(Stored data entries)
================================

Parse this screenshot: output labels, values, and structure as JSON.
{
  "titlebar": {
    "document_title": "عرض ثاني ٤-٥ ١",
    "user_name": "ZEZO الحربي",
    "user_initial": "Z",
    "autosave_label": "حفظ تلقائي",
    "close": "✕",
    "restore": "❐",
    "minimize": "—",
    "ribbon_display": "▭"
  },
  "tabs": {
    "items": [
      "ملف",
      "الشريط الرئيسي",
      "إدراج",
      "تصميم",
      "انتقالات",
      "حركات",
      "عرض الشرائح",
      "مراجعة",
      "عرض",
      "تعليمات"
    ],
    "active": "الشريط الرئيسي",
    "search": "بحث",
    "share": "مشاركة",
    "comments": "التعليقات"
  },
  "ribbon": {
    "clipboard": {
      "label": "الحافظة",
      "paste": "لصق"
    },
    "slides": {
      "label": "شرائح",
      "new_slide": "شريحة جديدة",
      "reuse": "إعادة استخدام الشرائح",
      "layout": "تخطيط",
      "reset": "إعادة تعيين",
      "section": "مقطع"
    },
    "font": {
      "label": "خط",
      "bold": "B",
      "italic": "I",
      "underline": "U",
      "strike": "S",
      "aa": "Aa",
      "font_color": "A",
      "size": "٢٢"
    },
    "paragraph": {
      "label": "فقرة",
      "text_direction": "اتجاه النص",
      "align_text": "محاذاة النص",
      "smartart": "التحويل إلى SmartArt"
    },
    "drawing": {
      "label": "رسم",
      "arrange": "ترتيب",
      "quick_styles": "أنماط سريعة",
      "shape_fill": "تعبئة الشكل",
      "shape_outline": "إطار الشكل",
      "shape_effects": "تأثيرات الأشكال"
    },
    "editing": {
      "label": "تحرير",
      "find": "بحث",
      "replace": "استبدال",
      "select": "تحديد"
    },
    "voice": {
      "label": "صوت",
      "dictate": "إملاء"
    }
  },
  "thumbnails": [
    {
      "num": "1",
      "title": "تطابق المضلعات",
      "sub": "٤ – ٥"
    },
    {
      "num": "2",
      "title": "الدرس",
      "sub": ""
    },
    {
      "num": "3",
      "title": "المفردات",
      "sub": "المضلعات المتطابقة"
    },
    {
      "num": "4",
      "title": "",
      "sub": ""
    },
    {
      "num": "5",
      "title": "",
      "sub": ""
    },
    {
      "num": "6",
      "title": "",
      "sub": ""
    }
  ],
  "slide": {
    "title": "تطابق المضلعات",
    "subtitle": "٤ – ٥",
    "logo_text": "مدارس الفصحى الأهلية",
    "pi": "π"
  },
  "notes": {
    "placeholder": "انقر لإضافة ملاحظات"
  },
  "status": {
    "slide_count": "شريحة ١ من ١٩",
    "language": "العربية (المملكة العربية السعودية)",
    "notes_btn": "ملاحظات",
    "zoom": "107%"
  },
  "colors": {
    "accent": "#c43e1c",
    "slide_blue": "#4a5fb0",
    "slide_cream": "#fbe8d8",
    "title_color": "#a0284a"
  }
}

================================

→ EXERCISE REQUIREMENTS
Print all of the entries again, exactly as written.

→ OUTPUT BELOW
Parse this screenshot: output labels, values, and structure as JSON.
{
  "titlebar": {
    "document_title": "عرض ثاني ٤-٥ ١",
    "user_name": "ZEZO الحربي",
    "user_initial": "Z",
    "autosave_label": "حفظ تلقائي",
    "close": "✕",
    "restore": "❐",
    "minimize": "—",
    "ribbon_display": "▭"
  },
  "tabs": {
    "items": [
      "ملف",
      "الشريط الرئيسي",
      "إدراج",
      "تصميم",
      "انتقالات",
      "حركات",
      "عرض الشرائح",
      "مراجعة",
      "عرض",
      "تعليمات"
    ],
    "active": "الشريط الرئيسي",
    "search": "بحث",
    "share": "مشاركة",
    "comments": "التعليقات"
  },
  "ribbon": {
    "clipboard": {
      "label": "الحافظة",
      "paste": "لصق"
    },
    "slides": {
      "label": "شرائح",
      "new_slide": "شريحة جديدة",
      "reuse": "إعادة استخدام الشرائح",
      "layout": "تخطيط",
      "reset": "إعادة تعيين",
      "section": "مقطع"
    },
    "font": {
      "label": "خط",
      "bold": "B",
      "italic": "I",
      "underline": "U",
      "strike": "S",
      "aa": "Aa",
      "font_color": "A",
      "size": "٢٢"
    },
    "paragraph": {
      "label": "فقرة",
      "text_direction": "اتجاه النص",
      "align_text": "محاذاة النص",
      "smartart": "التحويل إلى SmartArt"
    },
    "drawing": {
      "label": "رسم",
      "arrange": "ترتيب",
      "quick_styles": "أنماط سريعة",
      "shape_fill": "تعبئة الشكل",
      "shape_outline": "إطار الشكل",
      "shape_effects": "تأثيرات الأشكال"
    },
    "editing": {
      "label": "تحرير",
      "find": "بحث",
      "replace": "استبدال",
      "select": "تحديد"
    },
    "voice": {
      "label": "صوت",
      "dictate": "إملاء"
    }
  },
  "thumbnails": [
    {
      "num": "1",
      "title": "تطابق المضلعات",
      "sub": "٤ – ٥"
    },
    {
      "num": "2",
      "title": "الدرس",
      "sub": ""
    },
    {
      "num": "3",
      "title": "المفردات",
      "sub": "المضلعات المتطابقة"
    },
    {
      "num": "4",
      "title": "",
      "sub": ""
    },
    {
      "num": "5",
      "title": "",
      "sub": ""
    },
    {
      "num": "6",
      "title": "",
      "sub": ""
    }
  ],
  "slide": {
    "title": "تطابق المضلعات",
    "subtitle": "٤ – ٥",
    "logo_text": "مدارس الفصحى الأهلية",
    "pi": "π"
  },
  "notes": {
    "placeholder": "انقر لإضافة ملاحظات"
  },
  "status": {
    "slide_count": "شريحة ١ من ١٩",
    "language": "العربية (المملكة العربية السعودية)",
    "notes_btn": "ملاحظات",
    "zoom": "107%"
  },
  "colors": {
    "accent": "#c43e1c",
    "slide_blue": "#4a5fb0",
    "slide_cream": "#fbe8d8",
    "title_color": "#a0284a"
  }
}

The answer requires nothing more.